TASK GOAL:
List each line of the data that holds the string "interval".

======

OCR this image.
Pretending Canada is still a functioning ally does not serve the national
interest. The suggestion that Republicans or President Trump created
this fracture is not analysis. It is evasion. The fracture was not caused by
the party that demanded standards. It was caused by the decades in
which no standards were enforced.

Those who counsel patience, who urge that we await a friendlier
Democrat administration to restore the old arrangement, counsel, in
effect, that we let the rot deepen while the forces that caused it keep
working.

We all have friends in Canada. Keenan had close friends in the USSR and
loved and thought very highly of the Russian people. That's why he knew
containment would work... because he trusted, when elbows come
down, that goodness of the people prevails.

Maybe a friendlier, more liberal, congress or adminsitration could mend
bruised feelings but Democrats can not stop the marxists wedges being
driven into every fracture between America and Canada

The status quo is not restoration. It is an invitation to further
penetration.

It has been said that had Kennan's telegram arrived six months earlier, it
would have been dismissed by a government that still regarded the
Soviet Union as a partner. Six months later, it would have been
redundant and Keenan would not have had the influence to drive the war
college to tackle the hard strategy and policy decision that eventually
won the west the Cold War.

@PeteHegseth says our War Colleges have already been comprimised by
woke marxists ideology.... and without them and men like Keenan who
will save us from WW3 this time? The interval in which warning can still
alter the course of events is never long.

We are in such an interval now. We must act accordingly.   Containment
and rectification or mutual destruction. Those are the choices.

======

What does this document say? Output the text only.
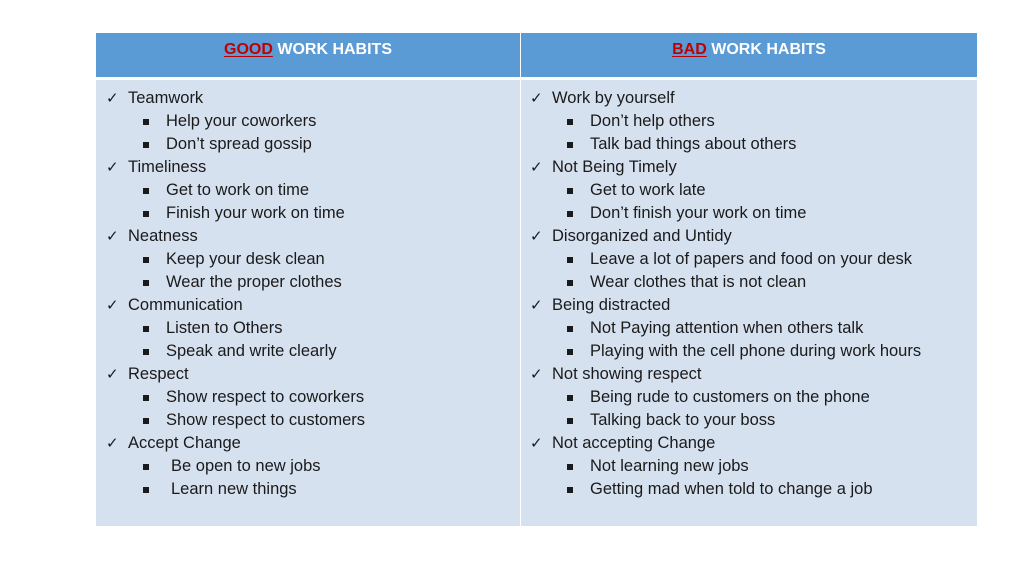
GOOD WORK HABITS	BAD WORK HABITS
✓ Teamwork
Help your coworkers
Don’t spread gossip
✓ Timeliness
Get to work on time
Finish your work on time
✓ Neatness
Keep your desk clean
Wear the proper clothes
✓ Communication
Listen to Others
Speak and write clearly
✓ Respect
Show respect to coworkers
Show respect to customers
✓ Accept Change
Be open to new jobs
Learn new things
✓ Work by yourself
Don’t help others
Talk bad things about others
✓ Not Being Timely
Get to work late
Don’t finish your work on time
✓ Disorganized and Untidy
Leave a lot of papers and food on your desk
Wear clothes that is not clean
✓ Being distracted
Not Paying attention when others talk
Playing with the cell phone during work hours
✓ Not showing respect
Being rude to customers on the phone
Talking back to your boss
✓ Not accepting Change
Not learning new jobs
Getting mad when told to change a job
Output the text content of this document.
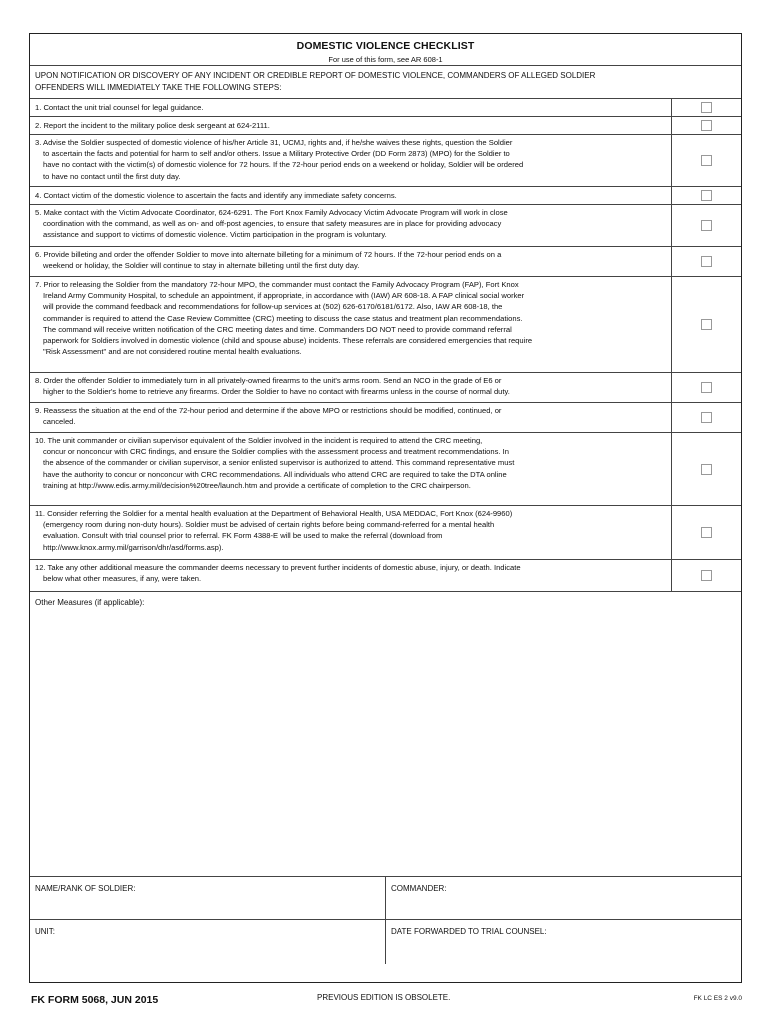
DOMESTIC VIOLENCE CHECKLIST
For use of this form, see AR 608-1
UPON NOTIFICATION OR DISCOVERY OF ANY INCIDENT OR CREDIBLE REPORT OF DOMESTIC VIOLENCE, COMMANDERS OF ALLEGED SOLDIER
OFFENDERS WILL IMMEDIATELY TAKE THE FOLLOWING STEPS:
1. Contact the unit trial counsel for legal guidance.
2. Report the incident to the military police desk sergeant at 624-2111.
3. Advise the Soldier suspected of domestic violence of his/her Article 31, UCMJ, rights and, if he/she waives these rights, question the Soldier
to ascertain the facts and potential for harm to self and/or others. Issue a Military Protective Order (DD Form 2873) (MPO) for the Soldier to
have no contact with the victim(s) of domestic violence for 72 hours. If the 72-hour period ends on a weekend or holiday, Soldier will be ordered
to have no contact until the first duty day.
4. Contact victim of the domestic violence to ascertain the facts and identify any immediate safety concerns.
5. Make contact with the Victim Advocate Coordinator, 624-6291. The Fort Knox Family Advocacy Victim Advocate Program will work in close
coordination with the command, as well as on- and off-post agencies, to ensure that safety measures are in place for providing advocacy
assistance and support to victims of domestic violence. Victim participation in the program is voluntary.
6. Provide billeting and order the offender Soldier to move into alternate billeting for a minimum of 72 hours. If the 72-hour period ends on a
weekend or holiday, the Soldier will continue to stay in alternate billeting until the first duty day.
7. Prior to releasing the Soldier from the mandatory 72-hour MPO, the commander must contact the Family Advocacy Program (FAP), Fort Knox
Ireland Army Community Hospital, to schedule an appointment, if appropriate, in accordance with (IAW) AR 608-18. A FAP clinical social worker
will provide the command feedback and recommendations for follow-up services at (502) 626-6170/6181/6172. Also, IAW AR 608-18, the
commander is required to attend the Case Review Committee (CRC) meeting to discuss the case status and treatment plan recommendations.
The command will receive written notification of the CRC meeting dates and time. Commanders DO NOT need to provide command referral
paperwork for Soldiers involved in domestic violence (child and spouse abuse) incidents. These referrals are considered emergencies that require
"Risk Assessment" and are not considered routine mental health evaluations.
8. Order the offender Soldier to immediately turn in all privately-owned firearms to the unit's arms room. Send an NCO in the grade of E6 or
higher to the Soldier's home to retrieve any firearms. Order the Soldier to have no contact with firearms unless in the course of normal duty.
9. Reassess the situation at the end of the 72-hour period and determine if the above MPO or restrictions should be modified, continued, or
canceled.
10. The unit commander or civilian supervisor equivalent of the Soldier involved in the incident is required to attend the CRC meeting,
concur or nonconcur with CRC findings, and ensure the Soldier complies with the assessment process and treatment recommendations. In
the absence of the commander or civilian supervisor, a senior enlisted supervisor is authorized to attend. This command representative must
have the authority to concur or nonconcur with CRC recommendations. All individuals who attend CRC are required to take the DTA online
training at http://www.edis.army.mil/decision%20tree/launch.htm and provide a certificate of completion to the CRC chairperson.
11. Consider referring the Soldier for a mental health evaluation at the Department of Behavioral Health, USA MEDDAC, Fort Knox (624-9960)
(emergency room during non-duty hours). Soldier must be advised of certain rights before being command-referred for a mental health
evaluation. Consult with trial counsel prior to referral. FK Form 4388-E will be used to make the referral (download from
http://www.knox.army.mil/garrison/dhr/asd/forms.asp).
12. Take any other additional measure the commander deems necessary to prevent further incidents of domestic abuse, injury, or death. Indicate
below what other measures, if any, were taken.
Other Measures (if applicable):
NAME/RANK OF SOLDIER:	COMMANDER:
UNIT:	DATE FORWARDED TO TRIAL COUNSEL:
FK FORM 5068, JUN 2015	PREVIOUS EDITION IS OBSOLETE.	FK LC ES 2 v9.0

======

SOLUTION:
will save us from WW3 this time? The interval in which warning can still
We are in such an interval now. We must act accordingly.   Containment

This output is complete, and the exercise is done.